What is being asked:
Comb through the entries for "text" and pull out each line that holds it.
━━━━━ Given records ━━━━━
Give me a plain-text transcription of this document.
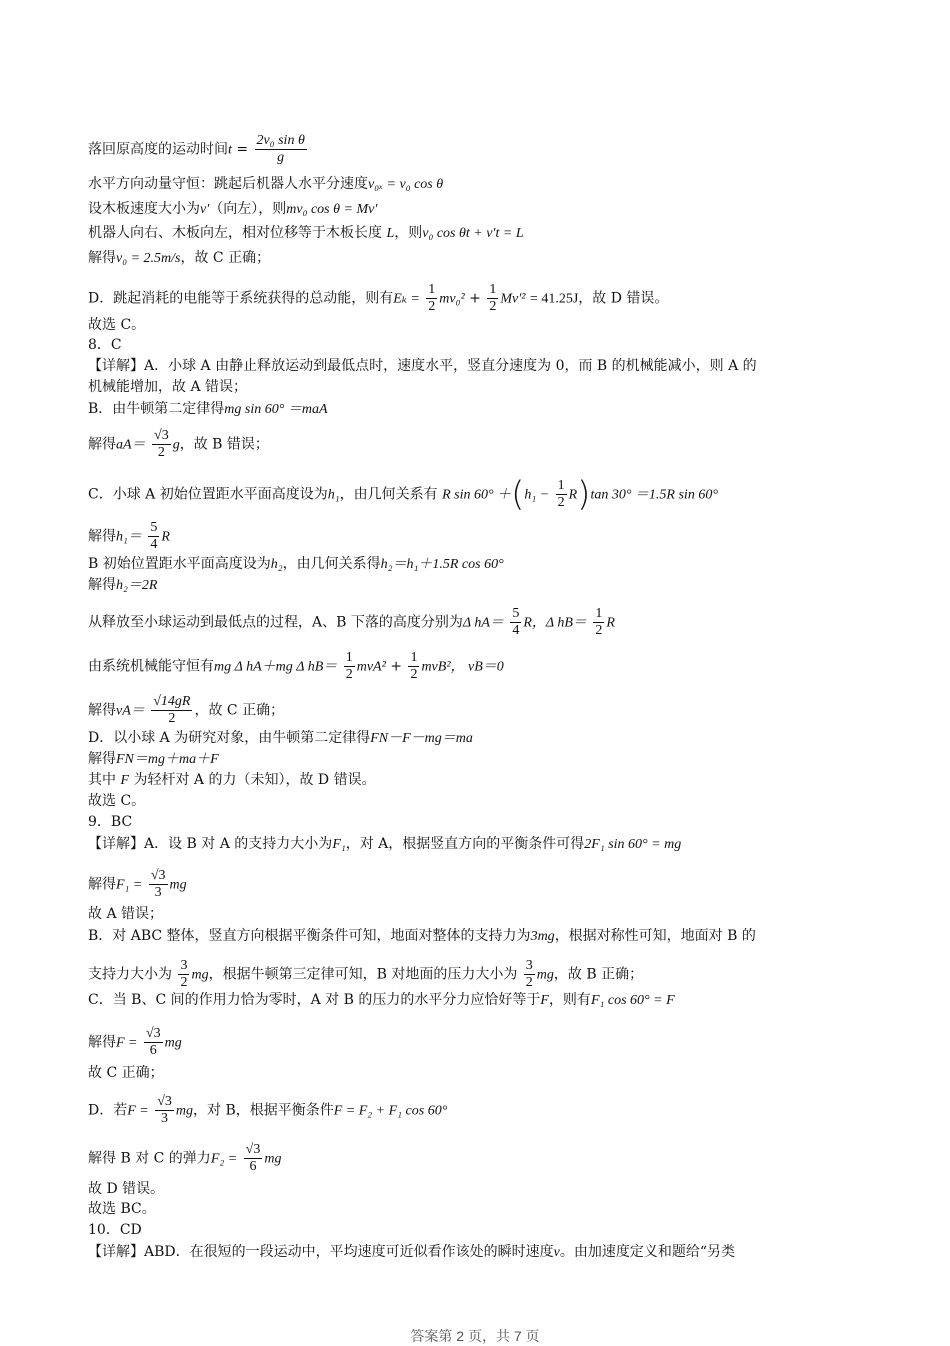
落回原高度的运动时间$t = \frac{\text{2v₀ sin θ}}{g}$
水平方向动量守恒：跳起后机器人水平分速度v₀ₓ = v₀ cos θ
设木板速度大小为v′（向左），则mv₀ cos θ = Mv′
机器人向右、木板向左，相对位移等于木板长度 L，则v₀ cos θt + v′t = L
解得v₀ = 2.5m/s，故 C 正确；
D．跳起消耗的电能等于系统获得的总动能，则有$E_k = \frac{1}{2} mv_0^2 + \frac{1}{2} Mv'^2 = 41.25J$，故 D 错误。
故选 C。
8．C
【详解】A．小球 A 由静止释放运动到最低点时，速度水平，竖直分速度为 0，而 B 的机械能减小，则 A 的
机械能增加，故 A 错误；
B．由牛顿第二定律得mg sin 60° ＝maA
解得$aA= \frac{√3}{2}$ g，故 B 错误；
C．小球 A 初始位置距水平面高度设为h₁，由几何关系有 R $\sin 60^\circ +(h_1 - \frac{1}{2} R)\tan$ 30° ＝1.5R sin 60°
解得$h_1= \frac{5}{4}$ R
B 初始位置距水平面高度设为h₂，由几何关系得h₂＝h₁＋1.5R cos 60°
解得h₂＝2R
从释放至小球运动到最低点的过程，A、B 下落的高度分别为Δ $hA= \frac{5}{4}$ R，Δ $hB= \frac{1}{2}$ R
由系统机械能守恒有mg Δ hA＋mg Δ $hB= \frac{1}{2} mvA^2 + \frac{1}{2} mvB^2$， vB＝0
解得$vA= \frac{√14gR}{2}$ ，故 C 正确；
D．以小球 A 为研究对象，由牛顿第二定律得FN－F－mg＝ma
解得FN＝mg＋ma＋F
其中 F 为轻杆对 A 的力（未知），故 D 错误。
故选 C。
9．BC
【详解】A．设 B 对 A 的支持力大小为F₁，对 A，根据竖直方向的平衡条件可得2F₁ sin 60° = mg
解得$F_1 = \frac{√3}{3}$ mg
故 A 错误；
B．对 ABC 整体，竖直方向根据平衡条件可知，地面对整体的支持力为3mg，根据对称性可知，地面对 B 的
支持力大小为 $\frac{3}{2}$ mg，根据牛顿第三定律可知，B 对地面的压力大小为 $\frac{3}{2}$ mg，故 B 正确；
C．当 B、C 间的作用力恰为零时，A 对 B 的压力的水平分力应恰好等于F，则有F₁ cos 60° = F
解得$F = \frac{√3}{6}$ mg
故 C 正确；
D．若$F = \frac{√3}{3}$ mg，对 B，根据平衡条件F = F₂ + F₁ cos 60°
解得 B 对 C 的弹力$F_2 = \frac{√3}{6}$ mg
故 D 错误。
故选 BC。
10．CD
【详解】ABD．在很短的一段运动中，平均速度可近似看作该处的瞬时速度v。由加速度定义和题给“另类
答案第 2 页，共 7 页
━━━━━
Answer in full:
Give me a plain-text transcription of this document.
落回原高度的运动时间$t = \frac{\text{2v₀ sin θ}}{g}$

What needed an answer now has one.